[START OF DATA RECORDS]

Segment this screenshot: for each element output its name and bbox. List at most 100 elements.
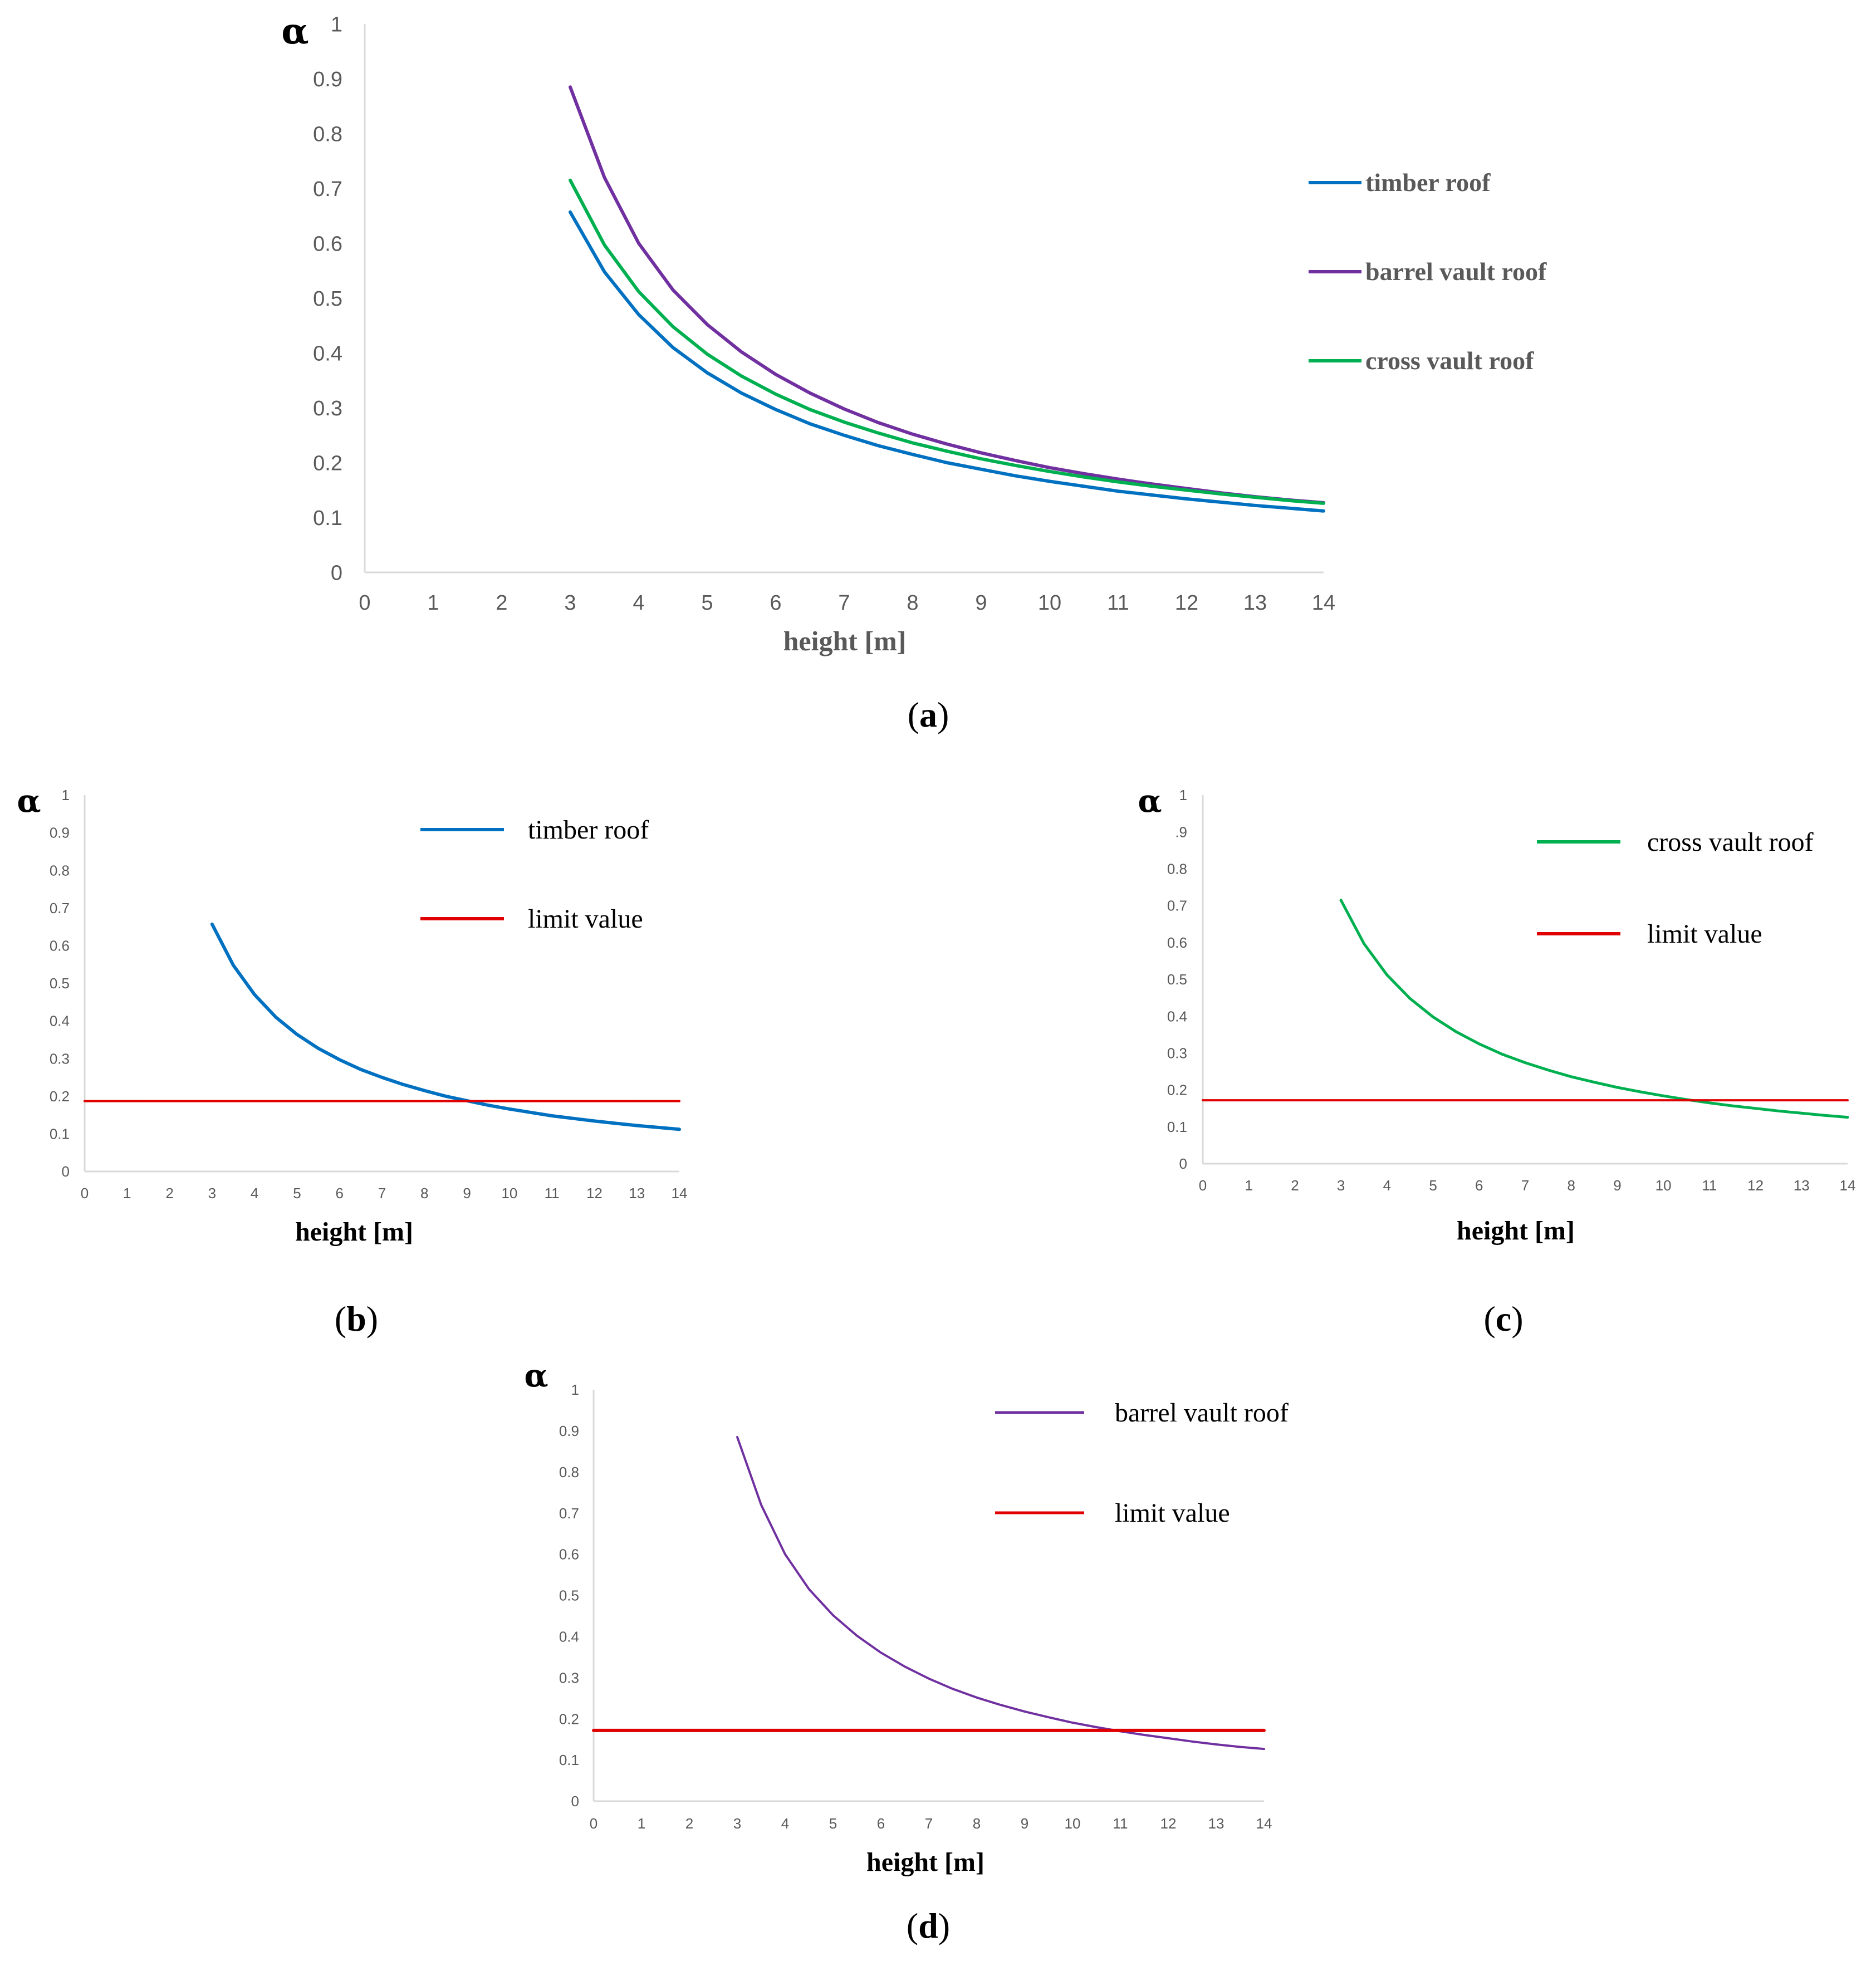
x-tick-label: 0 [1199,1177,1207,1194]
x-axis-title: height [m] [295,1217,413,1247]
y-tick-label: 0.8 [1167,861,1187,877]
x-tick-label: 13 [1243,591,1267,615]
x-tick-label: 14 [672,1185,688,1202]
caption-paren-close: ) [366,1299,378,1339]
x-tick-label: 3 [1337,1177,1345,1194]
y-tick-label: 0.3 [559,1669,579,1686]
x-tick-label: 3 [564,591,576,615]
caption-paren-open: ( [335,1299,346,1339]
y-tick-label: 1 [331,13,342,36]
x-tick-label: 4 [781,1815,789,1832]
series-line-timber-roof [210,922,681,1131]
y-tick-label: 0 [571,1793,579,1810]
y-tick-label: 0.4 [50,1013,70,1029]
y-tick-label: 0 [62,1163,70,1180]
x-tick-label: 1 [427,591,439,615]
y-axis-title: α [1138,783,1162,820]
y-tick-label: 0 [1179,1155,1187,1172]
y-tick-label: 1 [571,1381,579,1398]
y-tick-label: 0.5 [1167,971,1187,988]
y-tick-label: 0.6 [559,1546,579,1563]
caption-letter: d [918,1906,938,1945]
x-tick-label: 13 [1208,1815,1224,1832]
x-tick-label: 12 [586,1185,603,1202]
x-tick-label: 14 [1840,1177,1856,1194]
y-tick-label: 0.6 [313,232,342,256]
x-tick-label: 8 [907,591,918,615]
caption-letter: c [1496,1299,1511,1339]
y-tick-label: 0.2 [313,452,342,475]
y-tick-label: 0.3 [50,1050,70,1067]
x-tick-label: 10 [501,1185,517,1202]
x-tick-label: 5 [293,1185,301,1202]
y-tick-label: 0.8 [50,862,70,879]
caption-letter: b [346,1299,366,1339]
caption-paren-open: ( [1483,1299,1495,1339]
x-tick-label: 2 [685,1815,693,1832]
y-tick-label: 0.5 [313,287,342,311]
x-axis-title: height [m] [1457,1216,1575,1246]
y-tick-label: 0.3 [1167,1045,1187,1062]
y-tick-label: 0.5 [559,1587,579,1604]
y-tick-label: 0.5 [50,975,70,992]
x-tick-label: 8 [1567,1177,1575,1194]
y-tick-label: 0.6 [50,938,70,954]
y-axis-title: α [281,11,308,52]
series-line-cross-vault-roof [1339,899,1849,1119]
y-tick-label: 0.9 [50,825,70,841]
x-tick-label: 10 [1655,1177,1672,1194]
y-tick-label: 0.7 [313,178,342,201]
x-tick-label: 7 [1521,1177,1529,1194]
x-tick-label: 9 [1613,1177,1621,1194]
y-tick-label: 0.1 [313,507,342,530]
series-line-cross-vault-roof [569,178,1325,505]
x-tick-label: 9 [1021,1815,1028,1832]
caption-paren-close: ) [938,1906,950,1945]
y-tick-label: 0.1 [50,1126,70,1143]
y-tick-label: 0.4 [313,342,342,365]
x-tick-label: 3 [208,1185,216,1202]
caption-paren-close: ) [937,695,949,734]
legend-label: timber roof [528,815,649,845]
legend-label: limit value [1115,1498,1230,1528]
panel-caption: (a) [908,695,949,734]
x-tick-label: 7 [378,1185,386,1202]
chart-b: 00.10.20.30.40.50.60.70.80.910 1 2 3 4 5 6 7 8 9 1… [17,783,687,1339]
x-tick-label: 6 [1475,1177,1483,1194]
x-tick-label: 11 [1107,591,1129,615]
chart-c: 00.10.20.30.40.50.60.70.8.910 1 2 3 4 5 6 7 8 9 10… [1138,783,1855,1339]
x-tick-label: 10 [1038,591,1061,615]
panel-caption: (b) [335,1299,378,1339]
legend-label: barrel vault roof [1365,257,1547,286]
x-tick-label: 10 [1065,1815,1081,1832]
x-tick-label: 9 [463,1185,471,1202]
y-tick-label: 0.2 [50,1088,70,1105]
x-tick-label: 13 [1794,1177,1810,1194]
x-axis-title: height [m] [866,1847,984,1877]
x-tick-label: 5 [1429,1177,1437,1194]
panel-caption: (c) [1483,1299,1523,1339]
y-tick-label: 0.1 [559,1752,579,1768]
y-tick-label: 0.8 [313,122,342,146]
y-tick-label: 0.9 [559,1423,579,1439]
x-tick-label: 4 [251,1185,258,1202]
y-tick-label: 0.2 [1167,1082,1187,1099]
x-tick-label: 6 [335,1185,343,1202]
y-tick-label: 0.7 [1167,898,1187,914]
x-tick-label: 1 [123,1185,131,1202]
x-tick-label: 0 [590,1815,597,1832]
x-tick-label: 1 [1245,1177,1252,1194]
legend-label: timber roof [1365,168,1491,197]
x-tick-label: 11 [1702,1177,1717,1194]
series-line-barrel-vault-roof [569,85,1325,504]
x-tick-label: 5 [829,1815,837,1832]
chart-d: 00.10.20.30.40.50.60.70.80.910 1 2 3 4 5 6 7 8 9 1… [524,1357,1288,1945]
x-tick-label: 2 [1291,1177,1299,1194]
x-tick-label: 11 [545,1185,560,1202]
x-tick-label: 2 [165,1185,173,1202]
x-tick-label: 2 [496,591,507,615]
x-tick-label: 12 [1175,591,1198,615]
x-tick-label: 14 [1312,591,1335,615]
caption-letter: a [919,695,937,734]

[END OF DATA RECORDS]
[START OF DATA RECORDS]

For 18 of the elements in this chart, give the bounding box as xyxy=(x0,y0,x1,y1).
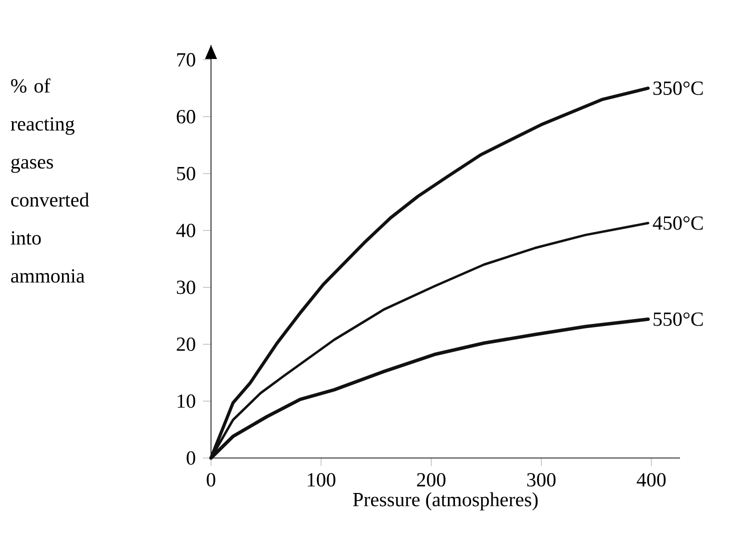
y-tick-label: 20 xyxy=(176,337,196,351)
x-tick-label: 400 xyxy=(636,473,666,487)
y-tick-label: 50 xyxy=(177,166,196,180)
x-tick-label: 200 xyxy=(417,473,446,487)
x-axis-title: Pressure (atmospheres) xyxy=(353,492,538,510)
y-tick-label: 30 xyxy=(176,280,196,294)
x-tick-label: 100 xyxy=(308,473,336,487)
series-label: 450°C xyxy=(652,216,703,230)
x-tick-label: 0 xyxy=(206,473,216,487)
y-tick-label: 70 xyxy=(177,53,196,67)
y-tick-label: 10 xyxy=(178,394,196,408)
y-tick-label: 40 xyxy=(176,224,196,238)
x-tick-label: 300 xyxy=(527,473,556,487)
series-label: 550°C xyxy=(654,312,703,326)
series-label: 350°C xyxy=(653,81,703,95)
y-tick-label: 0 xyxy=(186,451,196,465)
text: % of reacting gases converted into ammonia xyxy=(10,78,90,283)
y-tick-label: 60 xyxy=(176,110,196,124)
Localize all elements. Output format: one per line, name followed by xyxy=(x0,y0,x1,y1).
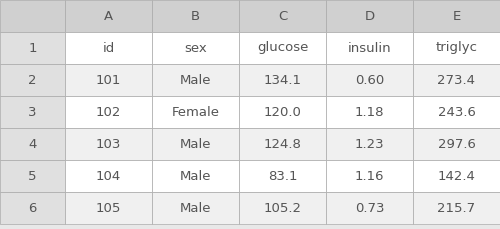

[END OF DATA RECORDS]

### WHAT THE TASK ASKS
Please turn the material, starting with the line that contains "Segment this screenshot: for" and going on through the line that contains "x-tick-label: 14 [672,1185,688,1202]", into a Markdown table with the columns No. and Entry. Number each line in order, skip blank lines, and leave the picture out.

### EXPECTED ANSWER
| No. | Entry |
|---|---|
| 1 | Segment this screenshot: for each element output its name and bbox. List at most 100 elements. |
| 2 | x-tick-label: 0 [1199,1177,1207,1194] |
| 3 | x-axis-title: height [m] [295,1217,413,1247] |
| 4 | y-tick-label: 0.8 [1167,861,1187,877] |
| 5 | x-tick-label: 13 [1243,591,1267,615] |
| 6 | x-tick-label: 14 [672,1185,688,1202] |